#### DATA RECORDS ####

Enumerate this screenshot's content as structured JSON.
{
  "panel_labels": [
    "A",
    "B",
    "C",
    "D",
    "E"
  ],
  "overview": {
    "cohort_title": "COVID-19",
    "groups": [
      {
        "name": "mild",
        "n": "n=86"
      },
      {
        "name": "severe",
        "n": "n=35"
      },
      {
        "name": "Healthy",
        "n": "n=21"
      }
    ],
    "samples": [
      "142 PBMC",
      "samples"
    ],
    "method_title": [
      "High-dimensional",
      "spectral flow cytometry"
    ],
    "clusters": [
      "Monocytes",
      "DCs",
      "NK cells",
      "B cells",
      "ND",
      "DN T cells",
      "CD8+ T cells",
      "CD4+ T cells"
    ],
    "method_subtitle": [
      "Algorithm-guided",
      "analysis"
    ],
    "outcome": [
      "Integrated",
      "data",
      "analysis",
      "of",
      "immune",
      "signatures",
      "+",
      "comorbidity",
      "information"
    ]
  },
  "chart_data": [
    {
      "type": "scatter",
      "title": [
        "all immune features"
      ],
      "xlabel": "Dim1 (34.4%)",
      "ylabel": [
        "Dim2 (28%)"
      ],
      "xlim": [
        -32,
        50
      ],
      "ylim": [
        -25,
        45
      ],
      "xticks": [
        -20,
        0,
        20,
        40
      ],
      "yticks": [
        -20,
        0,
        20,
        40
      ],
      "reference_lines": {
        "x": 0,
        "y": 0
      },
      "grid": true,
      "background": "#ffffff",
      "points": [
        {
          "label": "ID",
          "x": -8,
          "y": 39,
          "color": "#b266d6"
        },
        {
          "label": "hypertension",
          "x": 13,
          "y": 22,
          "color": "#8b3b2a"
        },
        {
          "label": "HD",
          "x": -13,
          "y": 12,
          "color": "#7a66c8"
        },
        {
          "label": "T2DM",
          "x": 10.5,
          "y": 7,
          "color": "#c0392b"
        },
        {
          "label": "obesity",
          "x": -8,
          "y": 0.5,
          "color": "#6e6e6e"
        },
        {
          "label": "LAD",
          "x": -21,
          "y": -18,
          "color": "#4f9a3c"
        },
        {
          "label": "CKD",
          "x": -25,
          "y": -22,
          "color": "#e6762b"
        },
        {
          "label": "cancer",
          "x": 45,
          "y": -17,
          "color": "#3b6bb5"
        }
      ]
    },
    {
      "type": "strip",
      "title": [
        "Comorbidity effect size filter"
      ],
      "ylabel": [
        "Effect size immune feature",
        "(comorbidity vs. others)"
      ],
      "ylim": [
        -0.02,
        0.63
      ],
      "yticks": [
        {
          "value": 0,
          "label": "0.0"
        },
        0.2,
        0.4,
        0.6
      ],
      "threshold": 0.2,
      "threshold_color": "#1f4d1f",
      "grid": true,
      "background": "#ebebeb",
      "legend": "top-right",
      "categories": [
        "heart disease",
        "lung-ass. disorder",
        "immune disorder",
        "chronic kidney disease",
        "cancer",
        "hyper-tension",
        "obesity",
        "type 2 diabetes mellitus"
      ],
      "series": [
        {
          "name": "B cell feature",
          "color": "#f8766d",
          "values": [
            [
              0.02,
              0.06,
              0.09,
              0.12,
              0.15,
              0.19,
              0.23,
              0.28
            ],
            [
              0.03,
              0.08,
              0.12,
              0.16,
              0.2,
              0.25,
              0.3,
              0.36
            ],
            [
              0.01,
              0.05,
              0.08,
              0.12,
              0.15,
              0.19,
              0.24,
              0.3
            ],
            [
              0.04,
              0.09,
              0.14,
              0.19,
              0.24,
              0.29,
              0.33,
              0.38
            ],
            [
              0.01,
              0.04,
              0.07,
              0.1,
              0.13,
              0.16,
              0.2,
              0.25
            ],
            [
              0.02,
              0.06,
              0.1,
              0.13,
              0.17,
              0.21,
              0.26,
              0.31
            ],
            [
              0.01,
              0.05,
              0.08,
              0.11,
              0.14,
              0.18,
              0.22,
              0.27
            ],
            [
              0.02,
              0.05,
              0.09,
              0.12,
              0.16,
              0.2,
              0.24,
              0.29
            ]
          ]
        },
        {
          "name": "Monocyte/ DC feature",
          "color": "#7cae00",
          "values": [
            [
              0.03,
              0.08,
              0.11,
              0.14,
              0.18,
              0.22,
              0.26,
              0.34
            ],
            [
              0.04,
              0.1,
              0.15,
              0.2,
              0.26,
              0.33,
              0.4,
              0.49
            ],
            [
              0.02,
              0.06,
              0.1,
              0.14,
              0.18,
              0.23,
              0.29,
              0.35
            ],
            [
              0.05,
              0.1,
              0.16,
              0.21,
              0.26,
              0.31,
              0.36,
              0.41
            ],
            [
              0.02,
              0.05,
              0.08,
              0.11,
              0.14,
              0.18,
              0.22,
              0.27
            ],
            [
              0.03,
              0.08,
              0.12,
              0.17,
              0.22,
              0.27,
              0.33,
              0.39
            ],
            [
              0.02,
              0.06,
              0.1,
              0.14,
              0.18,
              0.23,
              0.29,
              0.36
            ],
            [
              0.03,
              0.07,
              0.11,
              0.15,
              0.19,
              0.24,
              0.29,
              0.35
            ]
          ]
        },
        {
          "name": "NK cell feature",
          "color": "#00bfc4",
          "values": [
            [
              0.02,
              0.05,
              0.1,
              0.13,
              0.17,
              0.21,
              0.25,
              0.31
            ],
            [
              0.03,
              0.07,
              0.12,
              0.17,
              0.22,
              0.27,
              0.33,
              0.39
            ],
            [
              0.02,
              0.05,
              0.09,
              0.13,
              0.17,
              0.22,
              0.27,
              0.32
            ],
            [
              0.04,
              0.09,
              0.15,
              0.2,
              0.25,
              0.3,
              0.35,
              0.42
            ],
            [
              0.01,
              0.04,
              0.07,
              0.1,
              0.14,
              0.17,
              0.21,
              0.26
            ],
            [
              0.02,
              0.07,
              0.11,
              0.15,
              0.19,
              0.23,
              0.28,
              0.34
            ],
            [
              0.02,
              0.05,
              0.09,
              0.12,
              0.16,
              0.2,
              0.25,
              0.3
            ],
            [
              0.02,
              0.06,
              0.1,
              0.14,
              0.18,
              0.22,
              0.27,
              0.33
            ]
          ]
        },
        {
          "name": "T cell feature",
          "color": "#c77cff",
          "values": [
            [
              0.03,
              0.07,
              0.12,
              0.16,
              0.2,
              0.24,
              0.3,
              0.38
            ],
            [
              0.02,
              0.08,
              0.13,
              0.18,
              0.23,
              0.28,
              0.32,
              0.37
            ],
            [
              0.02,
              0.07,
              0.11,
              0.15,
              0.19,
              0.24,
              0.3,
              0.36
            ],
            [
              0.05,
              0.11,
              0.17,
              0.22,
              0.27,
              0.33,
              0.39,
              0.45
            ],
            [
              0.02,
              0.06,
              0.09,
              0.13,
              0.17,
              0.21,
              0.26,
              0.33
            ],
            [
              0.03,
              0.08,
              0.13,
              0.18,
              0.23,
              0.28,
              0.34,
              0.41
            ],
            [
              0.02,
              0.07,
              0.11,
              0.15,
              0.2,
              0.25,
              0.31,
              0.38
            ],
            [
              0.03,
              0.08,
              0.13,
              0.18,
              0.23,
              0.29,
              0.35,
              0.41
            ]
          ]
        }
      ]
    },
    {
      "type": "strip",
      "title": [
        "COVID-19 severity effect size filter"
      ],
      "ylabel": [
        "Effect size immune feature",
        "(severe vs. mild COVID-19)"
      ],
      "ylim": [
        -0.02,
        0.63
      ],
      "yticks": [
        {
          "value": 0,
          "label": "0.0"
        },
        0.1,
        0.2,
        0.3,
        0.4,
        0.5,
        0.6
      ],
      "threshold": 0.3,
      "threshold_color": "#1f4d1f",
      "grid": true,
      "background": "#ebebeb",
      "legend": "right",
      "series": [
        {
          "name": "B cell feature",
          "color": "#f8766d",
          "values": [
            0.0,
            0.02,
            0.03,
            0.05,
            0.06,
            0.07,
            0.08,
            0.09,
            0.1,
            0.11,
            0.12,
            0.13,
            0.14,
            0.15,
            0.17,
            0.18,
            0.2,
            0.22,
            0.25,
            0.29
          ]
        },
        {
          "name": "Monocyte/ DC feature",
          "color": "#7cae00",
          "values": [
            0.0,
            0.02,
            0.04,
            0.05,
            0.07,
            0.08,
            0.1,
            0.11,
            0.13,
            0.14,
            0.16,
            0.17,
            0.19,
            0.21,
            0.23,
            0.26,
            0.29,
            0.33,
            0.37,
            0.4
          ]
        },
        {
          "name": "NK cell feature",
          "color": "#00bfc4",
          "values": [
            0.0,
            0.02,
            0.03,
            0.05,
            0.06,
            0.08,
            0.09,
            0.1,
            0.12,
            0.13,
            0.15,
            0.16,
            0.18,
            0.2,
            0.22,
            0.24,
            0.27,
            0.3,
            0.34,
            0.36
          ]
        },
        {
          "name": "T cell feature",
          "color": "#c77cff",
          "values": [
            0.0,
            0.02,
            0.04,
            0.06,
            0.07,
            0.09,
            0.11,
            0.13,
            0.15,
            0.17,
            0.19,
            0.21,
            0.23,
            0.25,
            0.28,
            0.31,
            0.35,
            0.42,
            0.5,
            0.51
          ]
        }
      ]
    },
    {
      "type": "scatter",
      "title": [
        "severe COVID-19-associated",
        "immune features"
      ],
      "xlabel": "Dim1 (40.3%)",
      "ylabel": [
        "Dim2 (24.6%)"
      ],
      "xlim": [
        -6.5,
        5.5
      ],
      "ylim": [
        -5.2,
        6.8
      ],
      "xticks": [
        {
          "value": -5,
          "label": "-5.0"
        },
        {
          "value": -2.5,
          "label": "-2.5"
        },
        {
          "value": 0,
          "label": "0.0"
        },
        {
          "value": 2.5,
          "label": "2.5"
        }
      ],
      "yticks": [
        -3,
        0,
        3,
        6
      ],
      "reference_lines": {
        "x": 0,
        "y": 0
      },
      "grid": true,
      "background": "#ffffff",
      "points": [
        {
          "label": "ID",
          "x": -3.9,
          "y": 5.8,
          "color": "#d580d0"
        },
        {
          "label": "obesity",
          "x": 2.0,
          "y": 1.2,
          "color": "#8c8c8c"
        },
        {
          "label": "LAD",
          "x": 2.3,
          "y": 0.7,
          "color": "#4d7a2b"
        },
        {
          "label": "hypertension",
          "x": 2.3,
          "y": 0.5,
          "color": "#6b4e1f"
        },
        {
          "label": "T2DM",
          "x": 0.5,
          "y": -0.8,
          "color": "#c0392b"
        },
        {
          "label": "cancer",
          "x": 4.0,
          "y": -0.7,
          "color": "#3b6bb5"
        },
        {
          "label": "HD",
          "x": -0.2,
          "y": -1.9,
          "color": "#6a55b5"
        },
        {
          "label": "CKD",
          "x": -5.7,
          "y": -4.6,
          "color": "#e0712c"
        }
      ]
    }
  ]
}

####

=== AIM OF THE TASK ===
Looking through the records, copy out every line in which the word "features" is found.

=== OUTPUT OF THE TASK ===
        "all immune features"
        "immune features"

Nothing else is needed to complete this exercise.